• **TASK PROMPT**
Copy all lines holding the word "Gate" from the entries.

╭─ EXCERPTED DATA

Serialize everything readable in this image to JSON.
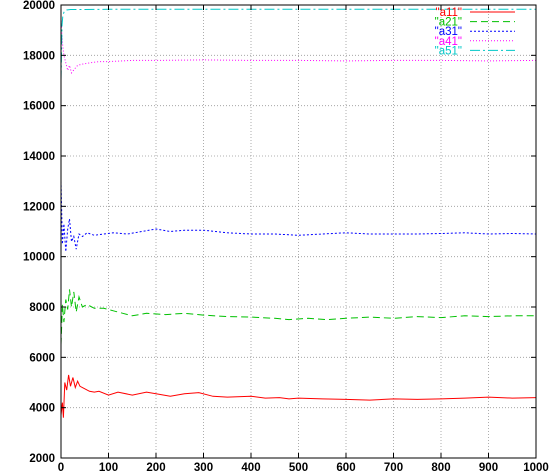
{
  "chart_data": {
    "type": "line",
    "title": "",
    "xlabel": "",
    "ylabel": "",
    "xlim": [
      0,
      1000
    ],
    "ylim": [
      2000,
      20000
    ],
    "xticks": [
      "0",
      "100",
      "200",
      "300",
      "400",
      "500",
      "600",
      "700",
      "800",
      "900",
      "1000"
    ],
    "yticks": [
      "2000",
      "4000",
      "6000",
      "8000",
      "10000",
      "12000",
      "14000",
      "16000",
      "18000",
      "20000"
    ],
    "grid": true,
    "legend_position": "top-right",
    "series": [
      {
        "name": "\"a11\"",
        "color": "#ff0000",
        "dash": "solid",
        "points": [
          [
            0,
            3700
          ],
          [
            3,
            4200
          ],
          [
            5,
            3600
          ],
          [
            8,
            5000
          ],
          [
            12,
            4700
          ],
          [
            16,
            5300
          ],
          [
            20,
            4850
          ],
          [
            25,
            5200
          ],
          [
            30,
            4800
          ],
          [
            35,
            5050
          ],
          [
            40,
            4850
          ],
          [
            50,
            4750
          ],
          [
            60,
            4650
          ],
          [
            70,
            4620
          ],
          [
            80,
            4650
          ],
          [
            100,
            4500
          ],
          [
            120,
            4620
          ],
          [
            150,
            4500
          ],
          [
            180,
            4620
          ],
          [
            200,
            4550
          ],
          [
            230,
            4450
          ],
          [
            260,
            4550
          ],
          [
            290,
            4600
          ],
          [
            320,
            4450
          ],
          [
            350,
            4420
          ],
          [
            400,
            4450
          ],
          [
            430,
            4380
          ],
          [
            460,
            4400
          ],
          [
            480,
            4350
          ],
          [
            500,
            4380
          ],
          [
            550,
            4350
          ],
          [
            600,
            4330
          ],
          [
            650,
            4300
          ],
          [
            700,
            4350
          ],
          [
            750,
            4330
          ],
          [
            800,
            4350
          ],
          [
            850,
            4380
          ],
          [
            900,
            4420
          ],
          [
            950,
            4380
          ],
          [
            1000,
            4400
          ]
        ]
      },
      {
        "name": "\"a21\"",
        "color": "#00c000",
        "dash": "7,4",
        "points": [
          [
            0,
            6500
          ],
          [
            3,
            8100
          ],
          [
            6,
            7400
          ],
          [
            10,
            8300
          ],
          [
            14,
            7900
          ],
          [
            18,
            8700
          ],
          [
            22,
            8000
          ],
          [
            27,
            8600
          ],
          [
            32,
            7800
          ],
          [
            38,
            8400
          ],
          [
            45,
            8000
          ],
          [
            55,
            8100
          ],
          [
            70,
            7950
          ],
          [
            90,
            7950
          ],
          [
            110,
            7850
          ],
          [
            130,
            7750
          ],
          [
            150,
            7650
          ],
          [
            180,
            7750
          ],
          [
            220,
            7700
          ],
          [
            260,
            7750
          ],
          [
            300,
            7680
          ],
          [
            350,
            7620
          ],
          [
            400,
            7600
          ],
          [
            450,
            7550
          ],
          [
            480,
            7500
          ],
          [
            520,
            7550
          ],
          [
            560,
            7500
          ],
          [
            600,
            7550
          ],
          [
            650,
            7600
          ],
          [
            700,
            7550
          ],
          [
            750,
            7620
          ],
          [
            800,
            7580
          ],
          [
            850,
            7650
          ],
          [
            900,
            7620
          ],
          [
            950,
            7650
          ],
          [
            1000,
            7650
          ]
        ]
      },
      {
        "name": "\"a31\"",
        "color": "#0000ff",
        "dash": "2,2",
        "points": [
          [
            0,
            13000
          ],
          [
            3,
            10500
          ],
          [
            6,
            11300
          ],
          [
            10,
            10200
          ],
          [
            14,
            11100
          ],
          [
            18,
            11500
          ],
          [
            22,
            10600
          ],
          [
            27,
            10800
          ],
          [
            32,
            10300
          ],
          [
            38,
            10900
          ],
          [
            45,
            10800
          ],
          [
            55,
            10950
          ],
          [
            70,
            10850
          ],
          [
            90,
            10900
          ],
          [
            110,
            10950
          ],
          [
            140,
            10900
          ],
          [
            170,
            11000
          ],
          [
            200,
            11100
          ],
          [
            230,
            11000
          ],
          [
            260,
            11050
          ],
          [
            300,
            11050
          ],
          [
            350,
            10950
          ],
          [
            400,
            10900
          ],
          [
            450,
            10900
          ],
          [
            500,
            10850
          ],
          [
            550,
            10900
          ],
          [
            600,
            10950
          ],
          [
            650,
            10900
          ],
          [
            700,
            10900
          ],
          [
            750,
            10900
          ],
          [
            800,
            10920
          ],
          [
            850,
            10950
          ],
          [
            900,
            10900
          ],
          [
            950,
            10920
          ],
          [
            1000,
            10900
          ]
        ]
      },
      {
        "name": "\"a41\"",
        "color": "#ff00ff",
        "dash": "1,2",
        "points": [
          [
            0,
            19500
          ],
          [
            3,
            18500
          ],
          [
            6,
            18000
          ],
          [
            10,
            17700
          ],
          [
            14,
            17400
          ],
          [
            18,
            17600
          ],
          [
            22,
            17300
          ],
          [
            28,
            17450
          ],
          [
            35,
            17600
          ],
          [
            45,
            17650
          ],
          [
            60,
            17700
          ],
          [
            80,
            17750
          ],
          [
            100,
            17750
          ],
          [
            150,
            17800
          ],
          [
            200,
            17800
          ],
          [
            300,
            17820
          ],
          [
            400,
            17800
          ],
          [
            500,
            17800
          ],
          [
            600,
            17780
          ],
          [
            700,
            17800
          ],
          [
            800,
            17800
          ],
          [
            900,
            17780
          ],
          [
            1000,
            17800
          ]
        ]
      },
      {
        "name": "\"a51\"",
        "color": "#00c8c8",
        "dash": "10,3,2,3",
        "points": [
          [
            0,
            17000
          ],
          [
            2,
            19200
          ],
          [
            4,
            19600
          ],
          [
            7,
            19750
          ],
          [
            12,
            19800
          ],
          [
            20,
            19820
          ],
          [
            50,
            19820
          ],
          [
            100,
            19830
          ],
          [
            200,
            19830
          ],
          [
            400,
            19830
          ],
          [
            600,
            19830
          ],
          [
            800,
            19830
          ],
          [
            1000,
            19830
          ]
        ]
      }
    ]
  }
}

╰─
╭─ EXCERPTED DATA

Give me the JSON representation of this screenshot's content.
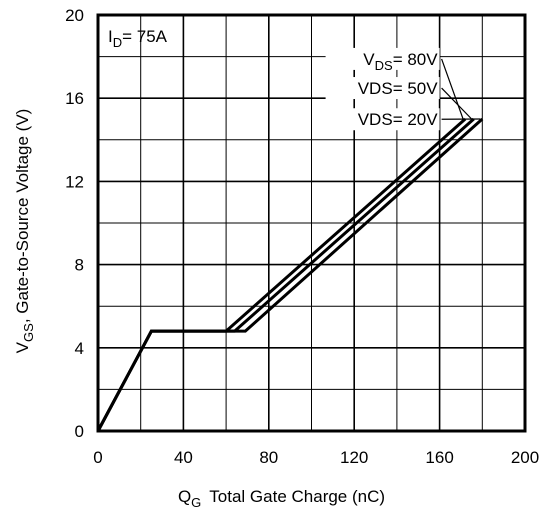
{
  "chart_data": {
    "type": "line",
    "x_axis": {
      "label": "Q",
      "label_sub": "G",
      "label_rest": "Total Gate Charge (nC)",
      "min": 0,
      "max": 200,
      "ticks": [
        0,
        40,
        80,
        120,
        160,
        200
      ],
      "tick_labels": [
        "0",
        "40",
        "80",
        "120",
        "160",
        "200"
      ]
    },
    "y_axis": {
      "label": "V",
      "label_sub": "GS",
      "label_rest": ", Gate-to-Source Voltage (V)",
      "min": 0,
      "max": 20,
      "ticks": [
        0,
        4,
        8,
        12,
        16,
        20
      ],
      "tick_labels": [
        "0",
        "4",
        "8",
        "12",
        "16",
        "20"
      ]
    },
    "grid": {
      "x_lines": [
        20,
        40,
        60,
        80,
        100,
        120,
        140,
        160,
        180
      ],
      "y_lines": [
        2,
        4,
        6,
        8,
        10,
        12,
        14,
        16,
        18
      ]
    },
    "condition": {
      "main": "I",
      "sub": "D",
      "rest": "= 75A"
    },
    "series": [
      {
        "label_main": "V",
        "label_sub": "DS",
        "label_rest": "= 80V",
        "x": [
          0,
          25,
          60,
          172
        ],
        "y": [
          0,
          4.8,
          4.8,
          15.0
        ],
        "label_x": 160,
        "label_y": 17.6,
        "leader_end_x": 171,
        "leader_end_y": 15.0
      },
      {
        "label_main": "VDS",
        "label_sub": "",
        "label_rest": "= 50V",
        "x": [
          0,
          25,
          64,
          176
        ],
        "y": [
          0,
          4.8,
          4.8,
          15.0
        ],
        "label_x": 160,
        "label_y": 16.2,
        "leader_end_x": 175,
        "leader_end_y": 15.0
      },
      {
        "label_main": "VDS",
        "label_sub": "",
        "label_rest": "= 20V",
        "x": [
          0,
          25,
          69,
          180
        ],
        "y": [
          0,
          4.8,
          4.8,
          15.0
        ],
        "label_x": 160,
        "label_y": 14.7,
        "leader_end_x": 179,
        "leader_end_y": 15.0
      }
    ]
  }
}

╰─

• **RESULT**
      "label_rest": "Total Gate Charge (nC)",
      "label_rest": ", Gate-to-Source Voltage (V)",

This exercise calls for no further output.